Stored data:
+===+

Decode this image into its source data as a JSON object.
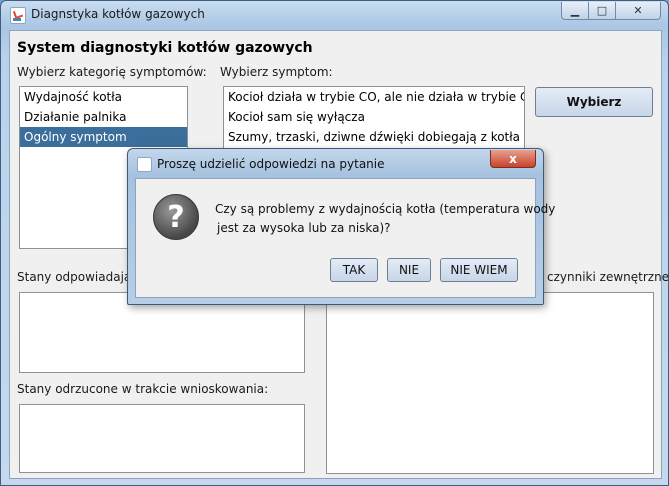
{
  "window": {
    "title": "Diagnstyka kotłów gazowych"
  },
  "main": {
    "heading": "System diagnostyki kotłów gazowych",
    "category_label": "Wybierz kategorię symptomów:",
    "categories": [
      "Wydajność kotła",
      "Działanie palnika",
      "Ogólny symptom"
    ],
    "selected_category_index": 2,
    "symptom_label": "Wybierz symptom:",
    "symptoms": [
      "Kocioł działa w trybie CO, ale nie działa w trybie CWU",
      "Kocioł sam się wyłącza",
      "Szumy, trzaski, dziwne dźwięki dobiegają z kotła"
    ],
    "choose_button": "Wybierz",
    "matching_states_label": "Stany odpowiadające",
    "external_factors_label": "czynniki zewnętrzne:",
    "rejected_states_label": "Stany odrzucone w trakcie wnioskowania:"
  },
  "dialog": {
    "title": "Proszę udzielić odpowiedzi na pytanie",
    "close": "x",
    "question_line1": "Czy są problemy z wydajnością kotła (temperatura wody",
    "question_line2": "jest za wysoka lub za niska)?",
    "icon_glyph": "?",
    "yes_button": "TAK",
    "no_button": "NIE",
    "dont_know_button": "NIE WIEM"
  },
  "colors": {
    "selection": "#3b6e9a",
    "window_frame": "#a9c6e4",
    "close_button": "#c8442c"
  }
}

+===+

PROBLEM REQUIREMENTS: Omit the pictures, and quote the material above exactly as given.

EXERCISE RESPONSE:
Decode this image into its source data as a JSON object.
{
  "window": {
    "title": "Diagnstyka kotłów gazowych"
  },
  "main": {
    "heading": "System diagnostyki kotłów gazowych",
    "category_label": "Wybierz kategorię symptomów:",
    "categories": [
      "Wydajność kotła",
      "Działanie palnika",
      "Ogólny symptom"
    ],
    "selected_category_index": 2,
    "symptom_label": "Wybierz symptom:",
    "symptoms": [
      "Kocioł działa w trybie CO, ale nie działa w trybie CWU",
      "Kocioł sam się wyłącza",
      "Szumy, trzaski, dziwne dźwięki dobiegają z kotła"
    ],
    "choose_button": "Wybierz",
    "matching_states_label": "Stany odpowiadające",
    "external_factors_label": "czynniki zewnętrzne:",
    "rejected_states_label": "Stany odrzucone w trakcie wnioskowania:"
  },
  "dialog": {
    "title": "Proszę udzielić odpowiedzi na pytanie",
    "close": "x",
    "question_line1": "Czy są problemy z wydajnością kotła (temperatura wody",
    "question_line2": "jest za wysoka lub za niska)?",
    "icon_glyph": "?",
    "yes_button": "TAK",
    "no_button": "NIE",
    "dont_know_button": "NIE WIEM"
  },
  "colors": {
    "selection": "#3b6e9a",
    "window_frame": "#a9c6e4",
    "close_button": "#c8442c"
  }
}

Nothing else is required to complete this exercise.